**TEXT:**
------------------------------------------------

2002-08-17 Thread Costin Manolache

Remy Maucherat wrote:

>> The way I see it, we'll have 2 JNDI 'trees':
>>  - one for 'config data' ( the new one ).
>>  - one for 'runtime data' - including the VFS, various java:env, etc.
> 
> Yes.
> 
> I suppose you can take advantage of federation to make a giant big tree.

And internals and 'priviledged' application will get access to the 
root of this tree, and look up anything configurable or runtime
using the 'normal' API - with no tricks with classloader/thread binding.

One way or another, we need each internal object to be aware of its
name - and it can cache the DirContexts it needs ( to avoid duplicating
lookups, etc ).

 
> As I see it, we'll have the JNDI config which will be used by the
> Catalina objects (like StandardContext) to store their config. The
> question is do we make those objects the MBeans. I think we can use the
> modeler to do that easily, instead of having the MBeans be another set
> of separate objects.

I don't think they need to be registered by default, but it is indeed very
easy to turn them into MBeans via modeler. Probably the same listener 
mechanism can be used ( jndi also has some events to notify of new objects
and attribute changes - similar with the Lifecyecle and catalina-specific 
events used to registrate the mbeans in the current code ).

We need to have each configurable object into the mbean.xml descriptor, 
which may eventually turn with some magic into an ldap schema.

------------------------------------------------

**AIM A:**
Transcribe the message about JNDI trees from "2002-08-17 Thread Costin" up to and including "giant big tree.".

------------------------------------------------

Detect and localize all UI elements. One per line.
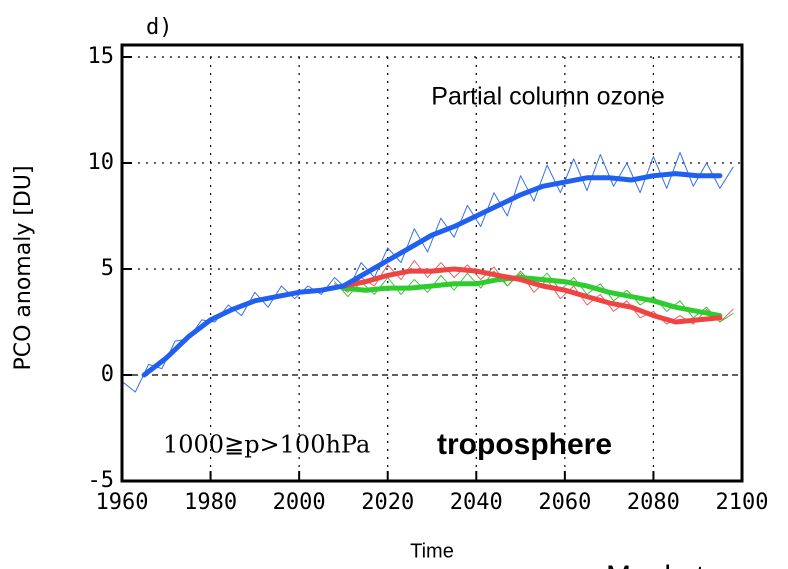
y-tick-label: 0 <box>101 362 114 387</box>
x-tick-label: 2020 <box>361 490 414 515</box>
y-tick-label: 5 <box>101 256 114 281</box>
x-tick-label: 2060 <box>538 490 591 515</box>
series-line <box>340 275 723 319</box>
x-tick-label: 1960 <box>96 490 149 515</box>
annotation: 1000≧p>100hPa <box>163 431 370 459</box>
plot-frame <box>120 43 744 483</box>
series-line <box>334 260 734 325</box>
y-axis-label: PCO anomaly [DU] <box>11 165 36 370</box>
series-line <box>141 171 723 378</box>
credit: Meul et <box>606 560 705 569</box>
y-tick-label: 15 <box>88 44 115 69</box>
x-tick-label: 2100 <box>716 490 769 515</box>
chart-title: Partial column ozone <box>431 83 664 111</box>
annotation-highlight: troposphere <box>437 428 612 461</box>
x-tick-label: 1980 <box>184 490 237 515</box>
series-line <box>340 266 723 325</box>
panel-label: d) <box>146 15 173 40</box>
x-tick-label: 2000 <box>273 490 326 515</box>
x-axis-label: Time <box>410 540 454 562</box>
x-tick-label: 2080 <box>627 490 680 515</box>
y-tick-label: -5 <box>88 468 115 493</box>
y-tick-label: 10 <box>88 150 115 175</box>
x-tick-label: 2040 <box>450 490 503 515</box>
series-line <box>121 151 734 393</box>
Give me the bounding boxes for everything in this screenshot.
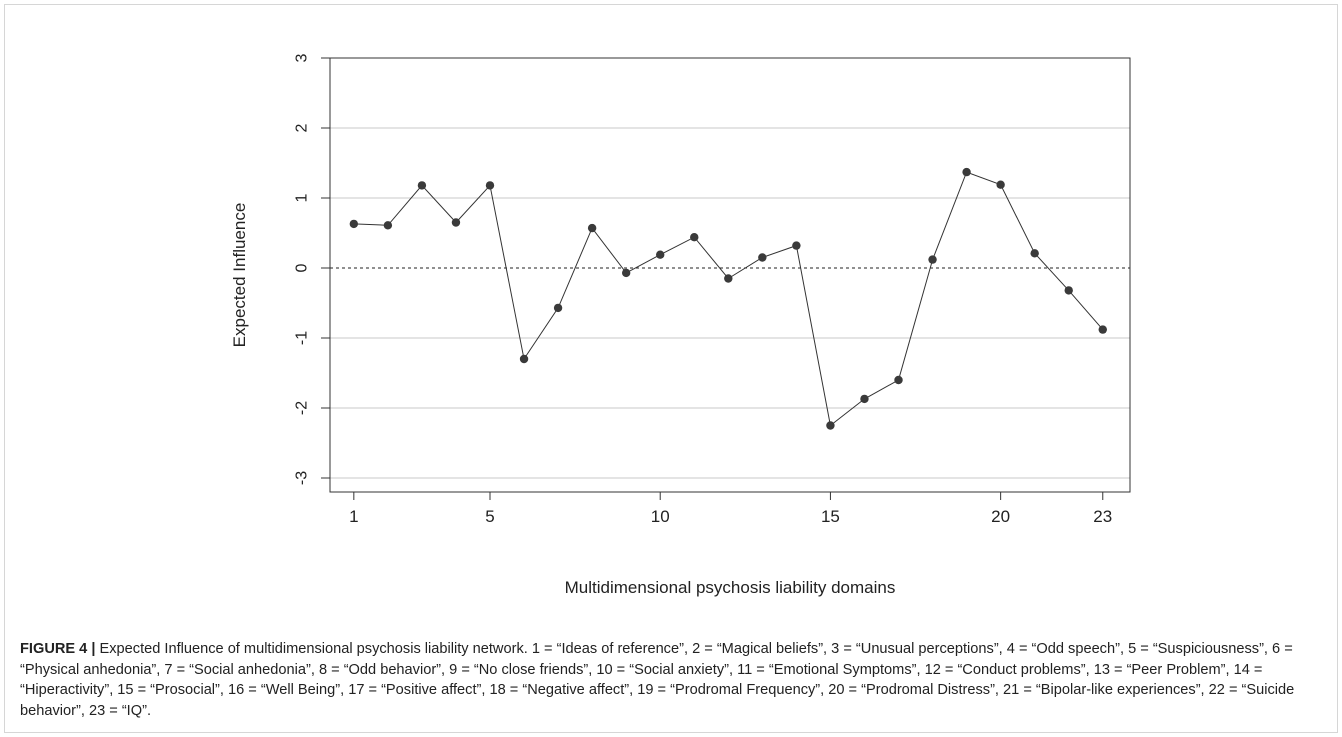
data-point-8 bbox=[587, 223, 597, 233]
data-point-14 bbox=[792, 241, 801, 250]
data-point-18 bbox=[928, 255, 937, 264]
data-point-3 bbox=[417, 181, 427, 190]
data-point-13 bbox=[758, 253, 767, 262]
data-point-21 bbox=[1030, 249, 1039, 258]
data-point-1 bbox=[349, 219, 359, 229]
data-point-9 bbox=[621, 268, 631, 278]
x-axis-ticks: 1 5 10 15 20 23 bbox=[349, 492, 1112, 526]
data-point-6 bbox=[519, 354, 529, 364]
y-tick-label: 3 bbox=[294, 53, 311, 62]
data-point-12 bbox=[724, 274, 733, 283]
x-tick-label: 5 bbox=[485, 507, 494, 526]
figure-caption: FIGURE 4 | Expected Influence of multidi… bbox=[20, 639, 1322, 721]
data-point-19 bbox=[962, 167, 971, 177]
data-point-2 bbox=[383, 221, 393, 230]
data-point-4 bbox=[451, 218, 461, 227]
data-point-7 bbox=[553, 303, 563, 313]
x-axis-label: Multidimensional psychosis liability dom… bbox=[565, 578, 896, 597]
x-tick-label: 15 bbox=[821, 507, 840, 526]
data-point-5 bbox=[485, 181, 495, 190]
x-tick-label: 1 bbox=[349, 507, 358, 526]
figure-caption-text: Expected Influence of multidimensional p… bbox=[20, 641, 1295, 719]
data-point-11 bbox=[690, 233, 699, 242]
figure-label: FIGURE 4 | bbox=[20, 641, 96, 657]
y-tick-label: 2 bbox=[294, 123, 311, 132]
data-point-20 bbox=[996, 180, 1005, 189]
data-point-17 bbox=[894, 375, 903, 385]
x-tick-label: 20 bbox=[991, 507, 1010, 526]
y-axis-ticks: -3 -2 -1 0 1 2 3 bbox=[294, 53, 330, 485]
y-tick-label: 1 bbox=[294, 193, 311, 202]
y-tick-label: -2 bbox=[294, 401, 311, 415]
data-points bbox=[349, 167, 1107, 430]
y-axis-label: Expected Influence bbox=[230, 203, 249, 348]
series-line bbox=[353, 171, 1104, 427]
data-point-22 bbox=[1064, 286, 1073, 295]
y-tick-label: -1 bbox=[294, 331, 311, 345]
data-point-23 bbox=[1098, 325, 1107, 334]
y-tick-label: 0 bbox=[294, 263, 311, 272]
x-tick-label: 23 bbox=[1093, 507, 1112, 526]
x-tick-label: 10 bbox=[651, 507, 670, 526]
figure-frame bbox=[4, 4, 1338, 733]
data-point-16 bbox=[860, 394, 869, 404]
data-point-10 bbox=[656, 250, 665, 259]
data-point-15 bbox=[826, 421, 835, 430]
plot-area-box bbox=[329, 57, 1131, 493]
y-tick-label: -3 bbox=[294, 471, 311, 485]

------------------------------------------------

**AIM B:**
Restate word for word the lines of the records from the start up to and including the line with "Give me the", and give only those lines. Leave the pictures out of your answer.

**EXERCISE RESULT A:**
2002-08-17 Thread Costin Manolache

Remy Maucherat wrote:

>> The way I see it, we'll have 2 JNDI 'trees':
>>  - one for 'config data' ( the new one ).
>>  - one for 'runtime data' - including the VFS, various java:env, etc.
> 
> Yes.
> 
> I suppose you can take advantage of federation to make a giant big tree.

**EXERCISE RESULT B:**
Detect and localize all UI elements. One per line.
y-tick-label: 0 <box>101 362 114 387</box>
x-tick-label: 2020 <box>361 490 414 515</box>
y-tick-label: 5 <box>101 256 114 281</box>
x-tick-label: 2060 <box>538 490 591 515</box>
series-line <box>340 275 723 319</box>
x-tick-label: 1960 <box>96 490 149 515</box>
annotation: 1000≧p>100hPa <box>163 431 370 459</box>
plot-frame <box>120 43 744 483</box>
series-line <box>334 260 734 325</box>
y-axis-label: PCO anomaly [DU] <box>11 165 36 370</box>
series-line <box>141 171 723 378</box>
credit: Meul et <box>606 560 705 569</box>
y-tick-label: 15 <box>88 44 115 69</box>
x-tick-label: 2100 <box>716 490 769 515</box>
chart-title: Partial column ozone <box>431 83 664 111</box>
annotation-highlight: troposphere <box>437 428 612 461</box>
x-tick-label: 1980 <box>184 490 237 515</box>
series-line <box>340 266 723 325</box>
panel-label: d) <box>146 15 173 40</box>
x-tick-label: 2000 <box>273 490 326 515</box>
x-axis-label: Time <box>410 540 454 562</box>
x-tick-label: 2080 <box>627 490 680 515</box>
y-tick-label: -5 <box>88 468 115 493</box>
y-tick-label: 10 <box>88 150 115 175</box>
x-tick-label: 2040 <box>450 490 503 515</box>
series-line <box>121 151 734 393</box>
Give me the bounding boxes for everything in this screenshot.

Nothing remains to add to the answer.